BEGIN

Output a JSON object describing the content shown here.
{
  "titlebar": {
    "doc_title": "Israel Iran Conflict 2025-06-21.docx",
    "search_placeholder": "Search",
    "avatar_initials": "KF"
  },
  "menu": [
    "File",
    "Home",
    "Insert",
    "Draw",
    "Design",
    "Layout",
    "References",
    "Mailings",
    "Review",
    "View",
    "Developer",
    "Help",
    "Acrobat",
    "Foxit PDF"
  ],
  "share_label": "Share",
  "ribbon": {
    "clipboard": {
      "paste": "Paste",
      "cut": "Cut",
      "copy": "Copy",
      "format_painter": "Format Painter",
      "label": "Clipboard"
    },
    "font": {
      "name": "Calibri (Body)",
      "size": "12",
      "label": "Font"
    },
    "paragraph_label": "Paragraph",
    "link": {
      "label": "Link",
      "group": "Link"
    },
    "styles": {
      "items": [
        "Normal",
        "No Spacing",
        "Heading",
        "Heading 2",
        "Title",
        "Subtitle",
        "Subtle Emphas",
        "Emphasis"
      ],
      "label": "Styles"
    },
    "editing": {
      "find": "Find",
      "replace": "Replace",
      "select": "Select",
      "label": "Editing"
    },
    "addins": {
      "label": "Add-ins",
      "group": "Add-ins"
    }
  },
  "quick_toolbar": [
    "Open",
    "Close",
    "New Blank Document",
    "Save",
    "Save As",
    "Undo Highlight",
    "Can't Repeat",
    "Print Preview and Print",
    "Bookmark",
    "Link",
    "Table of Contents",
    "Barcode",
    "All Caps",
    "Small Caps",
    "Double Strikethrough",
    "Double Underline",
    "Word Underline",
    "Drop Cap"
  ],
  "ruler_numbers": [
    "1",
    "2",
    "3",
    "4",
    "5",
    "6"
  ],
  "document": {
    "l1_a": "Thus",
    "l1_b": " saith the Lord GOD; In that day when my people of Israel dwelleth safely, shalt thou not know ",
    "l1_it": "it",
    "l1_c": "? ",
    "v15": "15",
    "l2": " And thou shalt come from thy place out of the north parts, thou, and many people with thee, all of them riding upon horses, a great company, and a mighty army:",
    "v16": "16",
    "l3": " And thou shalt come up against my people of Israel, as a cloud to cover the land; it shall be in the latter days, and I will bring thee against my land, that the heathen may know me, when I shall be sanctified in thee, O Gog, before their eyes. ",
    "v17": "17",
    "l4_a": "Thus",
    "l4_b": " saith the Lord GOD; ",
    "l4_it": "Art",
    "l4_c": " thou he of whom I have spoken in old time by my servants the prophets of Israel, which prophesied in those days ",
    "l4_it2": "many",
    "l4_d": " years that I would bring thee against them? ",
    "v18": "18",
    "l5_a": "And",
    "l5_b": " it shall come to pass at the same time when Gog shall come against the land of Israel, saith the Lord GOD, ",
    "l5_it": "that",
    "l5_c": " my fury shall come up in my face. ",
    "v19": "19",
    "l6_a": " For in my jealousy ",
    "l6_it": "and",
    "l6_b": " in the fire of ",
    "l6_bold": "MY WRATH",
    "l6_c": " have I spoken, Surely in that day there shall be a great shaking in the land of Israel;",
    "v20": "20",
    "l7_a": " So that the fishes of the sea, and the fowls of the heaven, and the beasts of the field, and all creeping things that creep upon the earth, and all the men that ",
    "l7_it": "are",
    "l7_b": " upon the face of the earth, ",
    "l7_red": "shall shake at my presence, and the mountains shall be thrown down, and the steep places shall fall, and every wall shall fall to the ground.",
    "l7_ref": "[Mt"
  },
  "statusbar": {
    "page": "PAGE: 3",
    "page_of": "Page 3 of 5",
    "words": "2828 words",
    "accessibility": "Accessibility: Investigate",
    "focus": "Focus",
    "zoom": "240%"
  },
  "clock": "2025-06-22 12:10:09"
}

END

EXERCISE: Reproduce each line from the records that contains the word "them".

RESPONSE:
    "l2": " And thou shalt come from thy place out of the north parts, thou, and many people with thee, all of them riding upon horses, a great company, and a mighty army:",
    "l4_d": " years that I would bring thee against them? ",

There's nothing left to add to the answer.